= Required work =
Each line below should be retyped exactly, with no pictures.

----- Data shown -----

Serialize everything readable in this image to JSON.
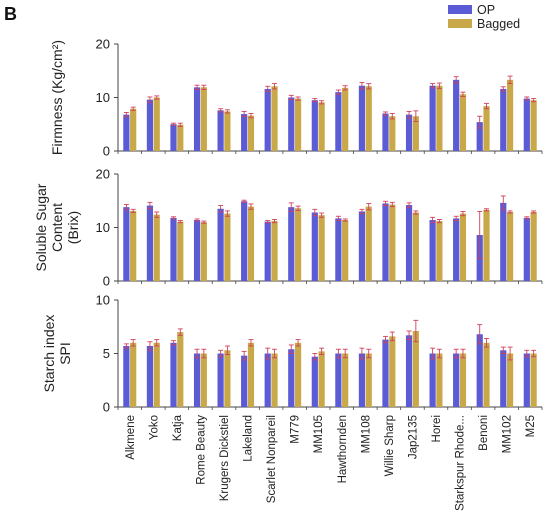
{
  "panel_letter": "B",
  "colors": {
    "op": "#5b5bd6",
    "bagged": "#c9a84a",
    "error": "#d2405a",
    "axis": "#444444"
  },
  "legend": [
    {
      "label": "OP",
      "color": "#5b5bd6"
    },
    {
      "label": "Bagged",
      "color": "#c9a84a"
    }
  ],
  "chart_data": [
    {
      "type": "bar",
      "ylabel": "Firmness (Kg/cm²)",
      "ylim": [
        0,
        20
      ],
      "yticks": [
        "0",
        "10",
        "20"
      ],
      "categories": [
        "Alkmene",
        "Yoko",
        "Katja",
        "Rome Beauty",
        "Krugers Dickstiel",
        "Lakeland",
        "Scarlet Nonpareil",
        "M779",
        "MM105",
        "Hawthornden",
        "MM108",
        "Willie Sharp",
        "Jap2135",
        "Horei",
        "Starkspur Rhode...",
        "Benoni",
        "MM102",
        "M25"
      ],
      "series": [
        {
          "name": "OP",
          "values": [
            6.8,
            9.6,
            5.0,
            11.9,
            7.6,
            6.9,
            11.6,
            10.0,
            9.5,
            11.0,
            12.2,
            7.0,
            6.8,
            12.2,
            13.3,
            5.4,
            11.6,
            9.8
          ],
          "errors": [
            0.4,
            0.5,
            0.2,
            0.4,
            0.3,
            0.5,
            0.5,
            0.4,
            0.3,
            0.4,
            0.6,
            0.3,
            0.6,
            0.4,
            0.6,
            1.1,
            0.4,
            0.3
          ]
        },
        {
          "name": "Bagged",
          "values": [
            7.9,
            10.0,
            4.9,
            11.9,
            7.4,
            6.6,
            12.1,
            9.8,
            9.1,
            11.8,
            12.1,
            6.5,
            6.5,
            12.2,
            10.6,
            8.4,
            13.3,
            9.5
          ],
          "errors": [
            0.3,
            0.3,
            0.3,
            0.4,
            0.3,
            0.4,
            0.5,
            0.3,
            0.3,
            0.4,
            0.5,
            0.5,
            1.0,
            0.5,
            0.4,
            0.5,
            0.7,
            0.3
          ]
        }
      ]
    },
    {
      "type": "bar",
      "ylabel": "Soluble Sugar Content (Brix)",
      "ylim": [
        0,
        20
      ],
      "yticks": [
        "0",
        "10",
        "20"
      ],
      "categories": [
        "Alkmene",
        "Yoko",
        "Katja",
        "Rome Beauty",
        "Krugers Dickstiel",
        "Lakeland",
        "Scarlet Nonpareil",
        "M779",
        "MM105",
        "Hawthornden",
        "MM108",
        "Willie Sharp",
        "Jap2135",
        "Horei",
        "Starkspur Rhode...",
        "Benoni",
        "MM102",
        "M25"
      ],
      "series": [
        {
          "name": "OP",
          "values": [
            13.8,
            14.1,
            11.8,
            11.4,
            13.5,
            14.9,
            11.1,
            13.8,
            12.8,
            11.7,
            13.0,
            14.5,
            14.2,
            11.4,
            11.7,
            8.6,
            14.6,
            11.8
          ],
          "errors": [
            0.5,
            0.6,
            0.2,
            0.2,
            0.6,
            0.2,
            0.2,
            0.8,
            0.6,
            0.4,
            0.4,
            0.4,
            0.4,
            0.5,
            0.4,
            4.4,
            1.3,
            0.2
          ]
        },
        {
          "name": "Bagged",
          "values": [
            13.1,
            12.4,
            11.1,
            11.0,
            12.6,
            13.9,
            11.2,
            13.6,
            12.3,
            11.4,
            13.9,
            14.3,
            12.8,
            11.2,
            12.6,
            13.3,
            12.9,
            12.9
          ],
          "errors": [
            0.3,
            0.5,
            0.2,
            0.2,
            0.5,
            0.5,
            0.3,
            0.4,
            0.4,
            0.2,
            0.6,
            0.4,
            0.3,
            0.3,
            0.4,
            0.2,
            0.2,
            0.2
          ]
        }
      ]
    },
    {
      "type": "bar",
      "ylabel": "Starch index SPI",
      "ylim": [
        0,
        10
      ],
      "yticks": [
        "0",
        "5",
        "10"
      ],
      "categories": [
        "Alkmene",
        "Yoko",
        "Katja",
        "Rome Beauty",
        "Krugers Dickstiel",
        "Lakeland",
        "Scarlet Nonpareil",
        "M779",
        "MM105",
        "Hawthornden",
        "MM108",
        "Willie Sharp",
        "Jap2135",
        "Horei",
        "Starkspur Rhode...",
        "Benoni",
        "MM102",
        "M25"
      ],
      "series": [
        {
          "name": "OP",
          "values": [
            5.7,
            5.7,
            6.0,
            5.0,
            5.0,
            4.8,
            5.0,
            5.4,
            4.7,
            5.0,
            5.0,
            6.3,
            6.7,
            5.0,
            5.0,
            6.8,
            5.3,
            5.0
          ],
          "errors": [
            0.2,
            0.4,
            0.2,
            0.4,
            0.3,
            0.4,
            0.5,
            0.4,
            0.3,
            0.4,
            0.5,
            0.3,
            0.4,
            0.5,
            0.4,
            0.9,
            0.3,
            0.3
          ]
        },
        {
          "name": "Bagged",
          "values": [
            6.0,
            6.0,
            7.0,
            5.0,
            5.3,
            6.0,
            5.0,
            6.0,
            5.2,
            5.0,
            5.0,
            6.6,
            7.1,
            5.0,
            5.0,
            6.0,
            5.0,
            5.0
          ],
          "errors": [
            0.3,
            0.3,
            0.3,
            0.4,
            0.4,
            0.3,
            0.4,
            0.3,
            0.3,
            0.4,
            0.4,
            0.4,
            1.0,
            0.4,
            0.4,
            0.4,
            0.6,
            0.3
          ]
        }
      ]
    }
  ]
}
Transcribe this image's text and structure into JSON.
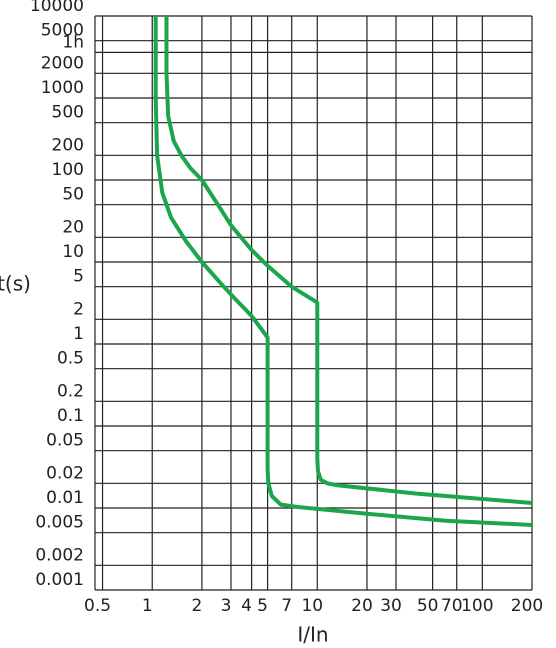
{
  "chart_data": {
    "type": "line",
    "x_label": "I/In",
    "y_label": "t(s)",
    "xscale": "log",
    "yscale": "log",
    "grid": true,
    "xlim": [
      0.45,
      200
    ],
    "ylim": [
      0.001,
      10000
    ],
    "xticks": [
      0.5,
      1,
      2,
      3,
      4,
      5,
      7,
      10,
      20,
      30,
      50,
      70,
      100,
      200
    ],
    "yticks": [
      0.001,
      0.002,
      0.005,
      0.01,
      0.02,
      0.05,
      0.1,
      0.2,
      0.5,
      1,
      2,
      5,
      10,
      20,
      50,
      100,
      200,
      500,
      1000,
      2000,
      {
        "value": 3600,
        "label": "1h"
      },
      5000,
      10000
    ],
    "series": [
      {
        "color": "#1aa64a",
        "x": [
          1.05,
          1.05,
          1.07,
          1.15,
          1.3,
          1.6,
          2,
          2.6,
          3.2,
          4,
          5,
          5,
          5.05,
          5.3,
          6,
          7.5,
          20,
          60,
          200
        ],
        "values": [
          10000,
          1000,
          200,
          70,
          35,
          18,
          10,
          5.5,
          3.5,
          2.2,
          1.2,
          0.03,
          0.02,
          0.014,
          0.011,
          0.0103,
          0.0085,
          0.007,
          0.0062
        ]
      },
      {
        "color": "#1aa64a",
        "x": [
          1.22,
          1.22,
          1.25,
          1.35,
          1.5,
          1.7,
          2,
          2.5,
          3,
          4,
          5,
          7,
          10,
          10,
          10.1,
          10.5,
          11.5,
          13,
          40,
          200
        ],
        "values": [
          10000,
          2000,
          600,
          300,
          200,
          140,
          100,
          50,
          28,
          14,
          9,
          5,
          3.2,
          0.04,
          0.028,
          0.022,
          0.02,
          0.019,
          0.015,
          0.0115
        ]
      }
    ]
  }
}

-----

= Task answer =
Serialize everything readable in this image to JSON.
{
  "panel_letter": "B",
  "colors": {
    "op": "#5b5bd6",
    "bagged": "#c9a84a",
    "error": "#d2405a",
    "axis": "#444444"
  },
  "legend": [
    {
      "label": "OP",
      "color": "#5b5bd6"
    },
    {
      "label": "Bagged",
      "color": "#c9a84a"
    }
  ],
  "chart_data": [
    {
      "type": "bar",
      "ylabel": "Firmness (Kg/cm²)",
      "ylim": [
        0,
        20
      ],
      "yticks": [
        "0",
        "10",
        "20"
      ],
      "categories": [
        "Alkmene",
        "Yoko",
        "Katja",
        "Rome Beauty",
        "Krugers Dickstiel",
        "Lakeland",
        "Scarlet Nonpareil",
        "M779",
        "MM105",
        "Hawthornden",
        "MM108",
        "Willie Sharp",
        "Jap2135",
        "Horei",
        "Starkspur Rhode...",
        "Benoni",
        "MM102",
        "M25"
      ],
      "series": [
        {
          "name": "OP",
          "values": [
            6.8,
            9.6,
            5.0,
            11.9,
            7.6,
            6.9,
            11.6,
            10.0,
            9.5,
            11.0,
            12.2,
            7.0,
            6.8,
            12.2,
            13.3,
            5.4,
            11.6,
            9.8
          ],
          "errors": [
            0.4,
            0.5,
            0.2,
            0.4,
            0.3,
            0.5,
            0.5,
            0.4,
            0.3,
            0.4,
            0.6,
            0.3,
            0.6,
            0.4,
            0.6,
            1.1,
            0.4,
            0.3
          ]
        },
        {
          "name": "Bagged",
          "values": [
            7.9,
            10.0,
            4.9,
            11.9,
            7.4,
            6.6,
            12.1,
            9.8,
            9.1,
            11.8,
            12.1,
            6.5,
            6.5,
            12.2,
            10.6,
            8.4,
            13.3,
            9.5
          ],
          "errors": [
            0.3,
            0.3,
            0.3,
            0.4,
            0.3,
            0.4,
            0.5,
            0.3,
            0.3,
            0.4,
            0.5,
            0.5,
            1.0,
            0.5,
            0.4,
            0.5,
            0.7,
            0.3
          ]
        }
      ]
    },
    {
      "type": "bar",
      "ylabel": "Soluble Sugar Content (Brix)",
      "ylim": [
        0,
        20
      ],
      "yticks": [
        "0",
        "10",
        "20"
      ],
      "categories": [
        "Alkmene",
        "Yoko",
        "Katja",
        "Rome Beauty",
        "Krugers Dickstiel",
        "Lakeland",
        "Scarlet Nonpareil",
        "M779",
        "MM105",
        "Hawthornden",
        "MM108",
        "Willie Sharp",
        "Jap2135",
        "Horei",
        "Starkspur Rhode...",
        "Benoni",
        "MM102",
        "M25"
      ],
      "series": [
        {
          "name": "OP",
          "values": [
            13.8,
            14.1,
            11.8,
            11.4,
            13.5,
            14.9,
            11.1,
            13.8,
            12.8,
            11.7,
            13.0,
            14.5,
            14.2,
            11.4,
            11.7,
            8.6,
            14.6,
            11.8
          ],
          "errors": [
            0.5,
            0.6,
            0.2,
            0.2,
            0.6,
            0.2,
            0.2,
            0.8,
            0.6,
            0.4,
            0.4,
            0.4,
            0.4,
            0.5,
            0.4,
            4.4,
            1.3,
            0.2
          ]
        },
        {
          "name": "Bagged",
          "values": [
            13.1,
            12.4,
            11.1,
            11.0,
            12.6,
            13.9,
            11.2,
            13.6,
            12.3,
            11.4,
            13.9,
            14.3,
            12.8,
            11.2,
            12.6,
            13.3,
            12.9,
            12.9
          ],
          "errors": [
            0.3,
            0.5,
            0.2,
            0.2,
            0.5,
            0.5,
            0.3,
            0.4,
            0.4,
            0.2,
            0.6,
            0.4,
            0.3,
            0.3,
            0.4,
            0.2,
            0.2,
            0.2
          ]
        }
      ]
    },
    {
      "type": "bar",
      "ylabel": "Starch index SPI",
      "ylim": [
        0,
        10
      ],
      "yticks": [
        "0",
        "5",
        "10"
      ],
      "categories": [
        "Alkmene",
        "Yoko",
        "Katja",
        "Rome Beauty",
        "Krugers Dickstiel",
        "Lakeland",
        "Scarlet Nonpareil",
        "M779",
        "MM105",
        "Hawthornden",
        "MM108",
        "Willie Sharp",
        "Jap2135",
        "Horei",
        "Starkspur Rhode...",
        "Benoni",
        "MM102",
        "M25"
      ],
      "series": [
        {
          "name": "OP",
          "values": [
            5.7,
            5.7,
            6.0,
            5.0,
            5.0,
            4.8,
            5.0,
            5.4,
            4.7,
            5.0,
            5.0,
            6.3,
            6.7,
            5.0,
            5.0,
            6.8,
            5.3,
            5.0
          ],
          "errors": [
            0.2,
            0.4,
            0.2,
            0.4,
            0.3,
            0.4,
            0.5,
            0.4,
            0.3,
            0.4,
            0.5,
            0.3,
            0.4,
            0.5,
            0.4,
            0.9,
            0.3,
            0.3
          ]
        },
        {
          "name": "Bagged",
          "values": [
            6.0,
            6.0,
            7.0,
            5.0,
            5.3,
            6.0,
            5.0,
            6.0,
            5.2,
            5.0,
            5.0,
            6.6,
            7.1,
            5.0,
            5.0,
            6.0,
            5.0,
            5.0
          ],
          "errors": [
            0.3,
            0.3,
            0.3,
            0.4,
            0.4,
            0.3,
            0.4,
            0.3,
            0.3,
            0.4,
            0.4,
            0.4,
            1.0,
            0.4,
            0.4,
            0.4,
            0.6,
            0.3
          ]
        }
      ]
    }
  ]
}
Transcribe this image's text and structure into JSON.
{
  "chart_data": {
    "type": "line",
    "x_label": "I/In",
    "y_label": "t(s)",
    "xscale": "log",
    "yscale": "log",
    "grid": true,
    "xlim": [
      0.45,
      200
    ],
    "ylim": [
      0.001,
      10000
    ],
    "xticks": [
      0.5,
      1,
      2,
      3,
      4,
      5,
      7,
      10,
      20,
      30,
      50,
      70,
      100,
      200
    ],
    "yticks": [
      0.001,
      0.002,
      0.005,
      0.01,
      0.02,
      0.05,
      0.1,
      0.2,
      0.5,
      1,
      2,
      5,
      10,
      20,
      50,
      100,
      200,
      500,
      1000,
      2000,
      {
        "value": 3600,
        "label": "1h"
      },
      5000,
      10000
    ],
    "series": [
      {
        "color": "#1aa64a",
        "x": [
          1.05,
          1.05,
          1.07,
          1.15,
          1.3,
          1.6,
          2,
          2.6,
          3.2,
          4,
          5,
          5,
          5.05,
          5.3,
          6,
          7.5,
          20,
          60,
          200
        ],
        "values": [
          10000,
          1000,
          200,
          70,
          35,
          18,
          10,
          5.5,
          3.5,
          2.2,
          1.2,
          0.03,
          0.02,
          0.014,
          0.011,
          0.0103,
          0.0085,
          0.007,
          0.0062
        ]
      },
      {
        "color": "#1aa64a",
        "x": [
          1.22,
          1.22,
          1.25,
          1.35,
          1.5,
          1.7,
          2,
          2.5,
          3,
          4,
          5,
          7,
          10,
          10,
          10.1,
          10.5,
          11.5,
          13,
          40,
          200
        ],
        "values": [
          10000,
          2000,
          600,
          300,
          200,
          140,
          100,
          50,
          28,
          14,
          9,
          5,
          3.2,
          0.04,
          0.028,
          0.022,
          0.02,
          0.019,
          0.015,
          0.0115
        ]
      }
    ]
  }
}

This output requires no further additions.